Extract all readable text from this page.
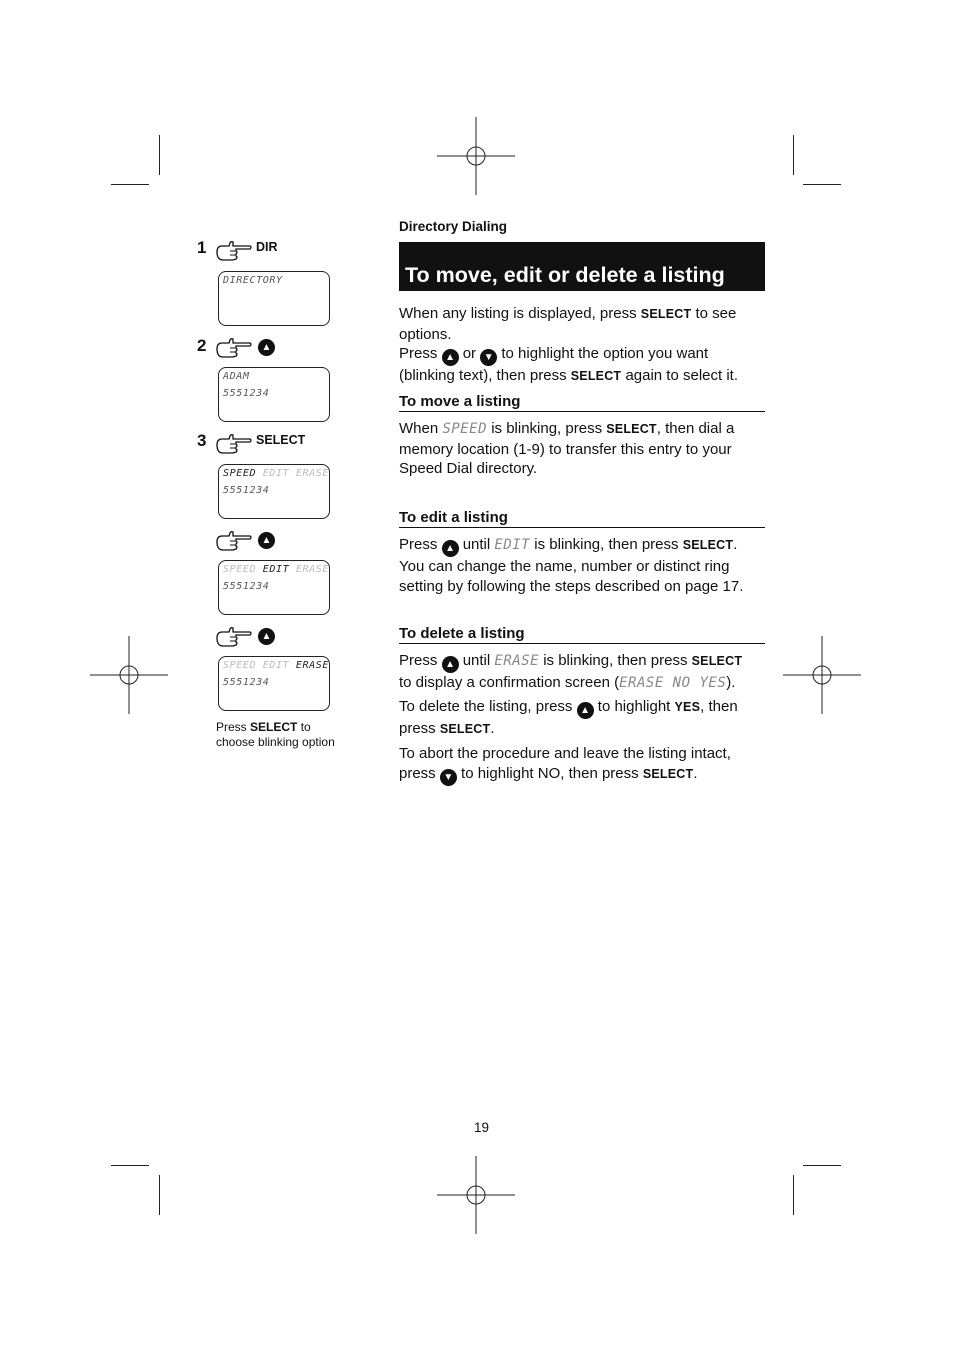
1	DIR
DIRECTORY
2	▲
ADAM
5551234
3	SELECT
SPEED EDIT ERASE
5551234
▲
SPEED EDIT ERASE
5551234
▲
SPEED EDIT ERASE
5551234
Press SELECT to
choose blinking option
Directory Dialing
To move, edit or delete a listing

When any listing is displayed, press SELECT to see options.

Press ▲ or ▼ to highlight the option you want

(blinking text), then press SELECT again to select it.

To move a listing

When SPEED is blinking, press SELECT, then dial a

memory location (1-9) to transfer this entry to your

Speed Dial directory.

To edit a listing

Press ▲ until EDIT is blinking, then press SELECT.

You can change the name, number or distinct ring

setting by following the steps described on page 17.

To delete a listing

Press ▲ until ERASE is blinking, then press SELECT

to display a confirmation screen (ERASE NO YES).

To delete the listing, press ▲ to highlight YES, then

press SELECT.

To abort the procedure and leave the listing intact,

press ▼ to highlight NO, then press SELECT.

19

********

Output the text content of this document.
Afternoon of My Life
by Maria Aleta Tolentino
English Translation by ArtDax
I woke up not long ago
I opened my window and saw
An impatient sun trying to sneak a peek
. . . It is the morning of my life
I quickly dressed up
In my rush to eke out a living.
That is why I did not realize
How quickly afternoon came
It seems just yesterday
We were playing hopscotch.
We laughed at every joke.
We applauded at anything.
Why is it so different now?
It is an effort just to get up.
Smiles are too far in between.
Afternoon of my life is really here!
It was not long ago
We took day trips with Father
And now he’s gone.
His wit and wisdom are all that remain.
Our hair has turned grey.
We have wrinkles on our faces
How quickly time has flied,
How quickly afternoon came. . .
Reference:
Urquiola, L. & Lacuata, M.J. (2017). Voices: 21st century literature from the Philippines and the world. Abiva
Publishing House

********

Read through the data and copy every line where "came" shows up.

▶ **FINAL RESULT**:
How quickly afternoon came
How quickly afternoon came. . .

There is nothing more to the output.